* START Records for the exercise *
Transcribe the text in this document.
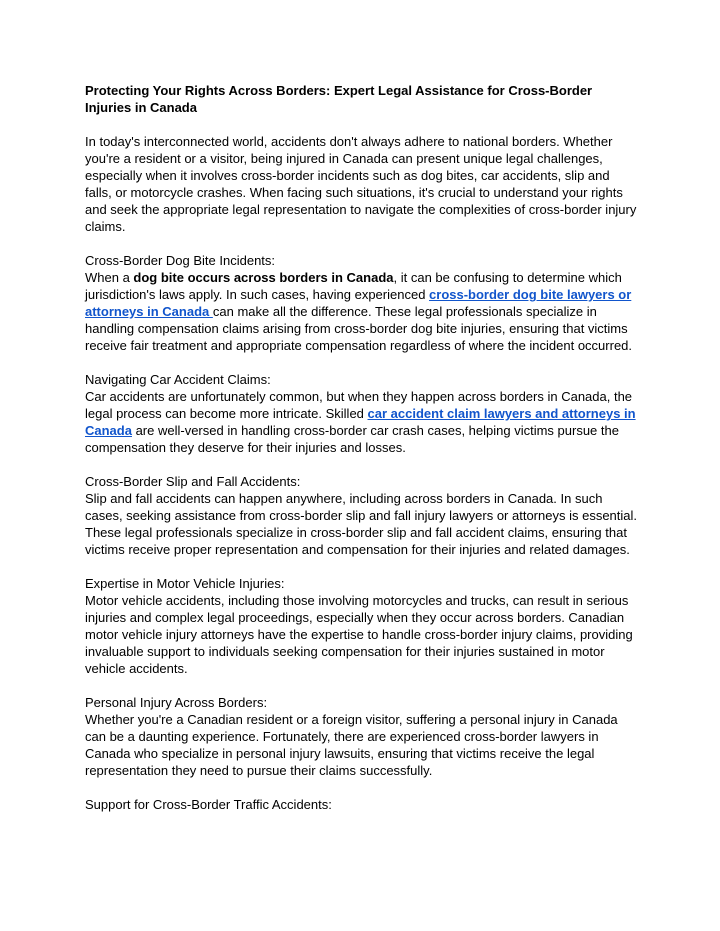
Protecting Your Rights Across Borders: Expert Legal Assistance for Cross-Border Injuries in Canada

In today's interconnected world, accidents don't always adhere to national borders. Whether you're a resident or a visitor, being injured in Canada can present unique legal challenges, especially when it involves cross-border incidents such as dog bites, car accidents, slip and falls, or motorcycle crashes. When facing such situations, it's crucial to understand your rights and seek the appropriate legal representation to navigate the complexities of cross-border injury claims.

Cross-Border Dog Bite Incidents:

When a dog bite occurs across borders in Canada, it can be confusing to determine which jurisdiction's laws apply. In such cases, having experienced cross-border dog bite lawyers or attorneys in Canada can make all the difference. These legal professionals specialize in handling compensation claims arising from cross-border dog bite injuries, ensuring that victims receive fair treatment and appropriate compensation regardless of where the incident occurred.

Navigating Car Accident Claims:

Car accidents are unfortunately common, but when they happen across borders in Canada, the legal process can become more intricate. Skilled car accident claim lawyers and attorneys in Canada are well-versed in handling cross-border car crash cases, helping victims pursue the compensation they deserve for their injuries and losses.

Cross-Border Slip and Fall Accidents:

Slip and fall accidents can happen anywhere, including across borders in Canada. In such cases, seeking assistance from cross-border slip and fall injury lawyers or attorneys is essential. These legal professionals specialize in cross-border slip and fall accident claims, ensuring that victims receive proper representation and compensation for their injuries and related damages.

Expertise in Motor Vehicle Injuries:

Motor vehicle accidents, including those involving motorcycles and trucks, can result in serious injuries and complex legal proceedings, especially when they occur across borders. Canadian motor vehicle injury attorneys have the expertise to handle cross-border injury claims, providing invaluable support to individuals seeking compensation for their injuries sustained in motor vehicle accidents.

Personal Injury Across Borders:

Whether you're a Canadian resident or a foreign visitor, suffering a personal injury in Canada can be a daunting experience. Fortunately, there are experienced cross-border lawyers in Canada who specialize in personal injury lawsuits, ensuring that victims receive the legal representation they need to pursue their claims successfully.

Support for Cross-Border Traffic Accidents:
* END Records for the exercise *
**Exercise:**
Write out each entry exactly as given, but skip the pictures.

**Solution to the problem:**
Transcribe the text in this document.
Protecting Your Rights Across Borders: Expert Legal Assistance for Cross-Border Injuries in Canada

In today's interconnected world, accidents don't always adhere to national borders. Whether you're a resident or a visitor, being injured in Canada can present unique legal challenges, especially when it involves cross-border incidents such as dog bites, car accidents, slip and falls, or motorcycle crashes. When facing such situations, it's crucial to understand your rights and seek the appropriate legal representation to navigate the complexities of cross-border injury claims.

Cross-Border Dog Bite Incidents:

When a dog bite occurs across borders in Canada, it can be confusing to determine which jurisdiction's laws apply. In such cases, having experienced cross-border dog bite lawyers or attorneys in Canada can make all the difference. These legal professionals specialize in handling compensation claims arising from cross-border dog bite injuries, ensuring that victims receive fair treatment and appropriate compensation regardless of where the incident occurred.

Navigating Car Accident Claims:

Car accidents are unfortunately common, but when they happen across borders in Canada, the legal process can become more intricate. Skilled car accident claim lawyers and attorneys in Canada are well-versed in handling cross-border car crash cases, helping victims pursue the compensation they deserve for their injuries and losses.

Cross-Border Slip and Fall Accidents:

Slip and fall accidents can happen anywhere, including across borders in Canada. In such cases, seeking assistance from cross-border slip and fall injury lawyers or attorneys is essential. These legal professionals specialize in cross-border slip and fall accident claims, ensuring that victims receive proper representation and compensation for their injuries and related damages.

Expertise in Motor Vehicle Injuries:

Motor vehicle accidents, including those involving motorcycles and trucks, can result in serious injuries and complex legal proceedings, especially when they occur across borders. Canadian motor vehicle injury attorneys have the expertise to handle cross-border injury claims, providing invaluable support to individuals seeking compensation for their injuries sustained in motor vehicle accidents.

Personal Injury Across Borders:

Whether you're a Canadian resident or a foreign visitor, suffering a personal injury in Canada can be a daunting experience. Fortunately, there are experienced cross-border lawyers in Canada who specialize in personal injury lawsuits, ensuring that victims receive the legal representation they need to pursue their claims successfully.

Support for Cross-Border Traffic Accidents:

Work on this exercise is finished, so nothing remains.